Source text:
»»
In addition, we’re also proud to announce these two 2017 Stanford Student Scholars, local students who are both part of the Diabetes Community and Stanford Community. They will not receive travel funds, but will be granted complimentary access to our 2017 DiabetesMine Innovation Summit:

  • Divya Gopisetty – sibling of a type 1 child and local Carb DM advocate who is a junior at Stanford studying Human Biology, with a focus in Pediatric Public Health. She works with Dr. Bruce Buckingham’s team on closed loop systems, and with Dr. Korey Hood on T1D resilience in adolescence.
    • Local Advocacy Focus: She helped create the Dia-Buddies mentorship program, in which adolescents who’ve had T1D for at least two years can sign up to be a mentor for newly diagnosed children or teens.
  • Sarah Loebner  – a longtime type 1 who also works with the Stanford Pediatric Endocrinology & Diabetes research team under Bruce Buckingham. She’s applying to Physician’s Assistant school currently to eventually become a PA / CDE for children with diabetes.
««
Instructions:
1: In the scholars announcement, what is Divya Gopisetty studying at Stanford?
2: Name every person mentioned in the scholars announcement.
3: Go on writing the announcement of the 2017 Stanford Student Scholars from the point where it stops.
The entries that come next are separate material, apart from the scholars announcement.

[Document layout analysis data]
»»
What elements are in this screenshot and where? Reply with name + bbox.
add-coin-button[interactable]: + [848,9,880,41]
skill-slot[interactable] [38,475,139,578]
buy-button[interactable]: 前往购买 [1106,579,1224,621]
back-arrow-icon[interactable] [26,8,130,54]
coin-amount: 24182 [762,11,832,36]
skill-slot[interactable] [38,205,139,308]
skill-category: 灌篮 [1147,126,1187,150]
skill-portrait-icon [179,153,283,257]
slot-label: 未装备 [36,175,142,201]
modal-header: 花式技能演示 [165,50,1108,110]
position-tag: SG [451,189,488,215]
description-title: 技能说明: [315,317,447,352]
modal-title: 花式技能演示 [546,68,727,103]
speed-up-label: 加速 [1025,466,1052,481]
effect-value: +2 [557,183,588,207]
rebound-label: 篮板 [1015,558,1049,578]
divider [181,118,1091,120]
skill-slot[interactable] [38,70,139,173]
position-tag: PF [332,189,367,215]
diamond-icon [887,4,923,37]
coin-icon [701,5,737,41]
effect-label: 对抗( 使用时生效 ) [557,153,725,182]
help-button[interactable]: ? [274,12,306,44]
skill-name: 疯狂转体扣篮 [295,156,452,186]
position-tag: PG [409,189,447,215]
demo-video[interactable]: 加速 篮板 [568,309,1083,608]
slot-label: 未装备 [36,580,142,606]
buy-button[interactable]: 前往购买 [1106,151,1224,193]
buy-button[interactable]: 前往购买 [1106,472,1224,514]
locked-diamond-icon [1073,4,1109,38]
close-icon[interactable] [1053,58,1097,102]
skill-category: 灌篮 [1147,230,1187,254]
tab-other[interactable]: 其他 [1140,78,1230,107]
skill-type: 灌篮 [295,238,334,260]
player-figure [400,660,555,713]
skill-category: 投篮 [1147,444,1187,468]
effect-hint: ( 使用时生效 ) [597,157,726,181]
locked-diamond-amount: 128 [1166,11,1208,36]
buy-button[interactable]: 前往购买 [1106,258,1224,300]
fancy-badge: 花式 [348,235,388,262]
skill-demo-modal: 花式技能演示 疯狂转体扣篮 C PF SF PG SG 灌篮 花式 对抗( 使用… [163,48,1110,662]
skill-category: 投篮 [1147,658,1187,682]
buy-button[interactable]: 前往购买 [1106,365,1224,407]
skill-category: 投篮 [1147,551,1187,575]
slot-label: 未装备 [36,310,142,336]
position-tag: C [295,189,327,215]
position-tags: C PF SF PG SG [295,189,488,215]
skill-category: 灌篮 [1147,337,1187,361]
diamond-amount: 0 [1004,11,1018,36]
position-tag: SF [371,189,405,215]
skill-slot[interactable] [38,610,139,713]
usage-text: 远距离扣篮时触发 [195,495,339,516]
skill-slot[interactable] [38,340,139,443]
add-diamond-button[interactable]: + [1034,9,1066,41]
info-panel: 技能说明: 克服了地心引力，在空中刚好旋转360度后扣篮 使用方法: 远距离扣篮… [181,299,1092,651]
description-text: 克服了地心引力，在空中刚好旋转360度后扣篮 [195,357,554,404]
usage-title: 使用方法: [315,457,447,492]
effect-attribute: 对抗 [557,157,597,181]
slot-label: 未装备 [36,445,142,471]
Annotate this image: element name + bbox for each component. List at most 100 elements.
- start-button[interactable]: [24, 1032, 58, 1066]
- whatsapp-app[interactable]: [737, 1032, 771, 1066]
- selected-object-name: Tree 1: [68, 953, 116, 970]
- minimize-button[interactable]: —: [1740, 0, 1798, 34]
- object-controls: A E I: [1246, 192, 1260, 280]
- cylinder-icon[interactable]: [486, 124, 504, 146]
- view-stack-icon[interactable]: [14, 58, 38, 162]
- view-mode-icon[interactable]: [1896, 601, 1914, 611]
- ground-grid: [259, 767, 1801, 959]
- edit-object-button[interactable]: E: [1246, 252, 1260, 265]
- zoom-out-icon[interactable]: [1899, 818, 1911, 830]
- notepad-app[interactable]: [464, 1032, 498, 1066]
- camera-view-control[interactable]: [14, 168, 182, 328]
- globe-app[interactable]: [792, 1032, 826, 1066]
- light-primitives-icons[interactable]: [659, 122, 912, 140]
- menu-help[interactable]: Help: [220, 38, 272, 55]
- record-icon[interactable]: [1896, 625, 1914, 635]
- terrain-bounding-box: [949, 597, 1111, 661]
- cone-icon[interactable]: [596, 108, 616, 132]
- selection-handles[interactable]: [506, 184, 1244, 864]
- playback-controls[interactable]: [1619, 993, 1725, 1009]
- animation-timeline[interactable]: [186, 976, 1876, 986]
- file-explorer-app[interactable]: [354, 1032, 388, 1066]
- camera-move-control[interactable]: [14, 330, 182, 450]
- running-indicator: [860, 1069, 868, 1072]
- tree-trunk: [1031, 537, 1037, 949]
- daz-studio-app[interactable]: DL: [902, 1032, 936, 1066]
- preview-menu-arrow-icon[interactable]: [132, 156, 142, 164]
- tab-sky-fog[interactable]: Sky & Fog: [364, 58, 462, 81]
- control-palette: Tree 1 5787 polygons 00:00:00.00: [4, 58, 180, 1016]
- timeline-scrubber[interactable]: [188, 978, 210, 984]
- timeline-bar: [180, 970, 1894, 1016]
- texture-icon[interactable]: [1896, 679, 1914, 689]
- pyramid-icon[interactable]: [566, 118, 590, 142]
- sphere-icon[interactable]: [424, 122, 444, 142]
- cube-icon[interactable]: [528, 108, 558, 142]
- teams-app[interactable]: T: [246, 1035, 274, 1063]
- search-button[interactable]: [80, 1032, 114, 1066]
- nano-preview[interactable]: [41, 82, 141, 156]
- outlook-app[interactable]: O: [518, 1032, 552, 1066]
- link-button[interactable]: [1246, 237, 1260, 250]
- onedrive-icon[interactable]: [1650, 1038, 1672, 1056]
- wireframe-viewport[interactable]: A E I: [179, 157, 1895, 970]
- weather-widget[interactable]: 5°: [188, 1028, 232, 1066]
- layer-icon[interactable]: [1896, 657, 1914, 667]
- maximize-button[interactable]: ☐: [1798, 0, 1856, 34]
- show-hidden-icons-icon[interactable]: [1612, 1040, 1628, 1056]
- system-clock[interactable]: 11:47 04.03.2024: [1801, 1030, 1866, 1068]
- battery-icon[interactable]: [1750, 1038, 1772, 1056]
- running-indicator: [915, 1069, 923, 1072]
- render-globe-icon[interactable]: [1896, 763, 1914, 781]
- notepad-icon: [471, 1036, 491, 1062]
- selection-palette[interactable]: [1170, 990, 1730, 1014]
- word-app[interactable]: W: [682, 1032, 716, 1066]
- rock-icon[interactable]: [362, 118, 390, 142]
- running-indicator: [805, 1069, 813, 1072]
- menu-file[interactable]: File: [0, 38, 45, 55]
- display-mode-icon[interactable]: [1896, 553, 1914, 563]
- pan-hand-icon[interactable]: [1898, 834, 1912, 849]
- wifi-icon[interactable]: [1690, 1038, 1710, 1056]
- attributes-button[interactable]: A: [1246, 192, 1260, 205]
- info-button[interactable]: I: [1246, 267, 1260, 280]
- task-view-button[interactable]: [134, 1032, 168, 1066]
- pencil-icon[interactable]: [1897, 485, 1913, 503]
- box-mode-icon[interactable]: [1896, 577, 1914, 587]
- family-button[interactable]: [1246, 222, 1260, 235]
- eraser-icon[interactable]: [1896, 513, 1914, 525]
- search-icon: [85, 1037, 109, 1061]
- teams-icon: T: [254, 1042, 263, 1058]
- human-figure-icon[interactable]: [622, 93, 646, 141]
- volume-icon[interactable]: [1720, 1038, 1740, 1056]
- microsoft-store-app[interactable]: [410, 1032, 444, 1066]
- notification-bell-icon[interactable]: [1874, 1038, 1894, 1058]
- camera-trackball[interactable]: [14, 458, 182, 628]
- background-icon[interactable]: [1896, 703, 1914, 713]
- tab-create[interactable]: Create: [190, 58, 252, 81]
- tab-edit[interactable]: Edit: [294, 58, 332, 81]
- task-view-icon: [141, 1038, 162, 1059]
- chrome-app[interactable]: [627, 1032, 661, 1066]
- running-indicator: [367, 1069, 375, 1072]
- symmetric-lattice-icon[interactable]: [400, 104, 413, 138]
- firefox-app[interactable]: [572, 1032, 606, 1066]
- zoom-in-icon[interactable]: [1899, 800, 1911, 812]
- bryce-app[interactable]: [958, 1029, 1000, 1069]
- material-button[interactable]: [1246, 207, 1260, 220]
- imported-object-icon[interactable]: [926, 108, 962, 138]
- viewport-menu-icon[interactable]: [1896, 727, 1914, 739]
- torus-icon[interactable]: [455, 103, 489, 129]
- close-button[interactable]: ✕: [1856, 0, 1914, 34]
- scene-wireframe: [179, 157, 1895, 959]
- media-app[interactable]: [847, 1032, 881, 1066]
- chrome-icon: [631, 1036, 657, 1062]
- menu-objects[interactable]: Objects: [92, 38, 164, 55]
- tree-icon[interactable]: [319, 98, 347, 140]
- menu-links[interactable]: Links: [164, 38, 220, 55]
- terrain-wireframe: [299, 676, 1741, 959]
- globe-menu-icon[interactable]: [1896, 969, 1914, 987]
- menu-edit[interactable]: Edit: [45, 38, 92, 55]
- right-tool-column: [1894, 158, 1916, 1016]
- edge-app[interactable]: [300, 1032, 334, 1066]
««
Numbered responses:
1: Human Biology, with a focus in Pediatric Public Health.

2: Divya Gopisetty, Bruce Buckingham, Korey Hood, Sarah Loebner

3:
    • Local Advocacy Focus: she would like to see an app for crowdsourced carb-counting, and a local school program that teams up T1 parents, students, and health professionals to travel to schools before each Fall to educate on glucagon, common misconceptions, forms of diabetes bullying to be aware of, tech tools, etc. “This team could work with families filing 504 plans for their students to maintain positive relationships with school administration.”

CONGRATULATIONS TO ALL! You’ll be hearing from us soon with details on your participation in our Innovation Summit.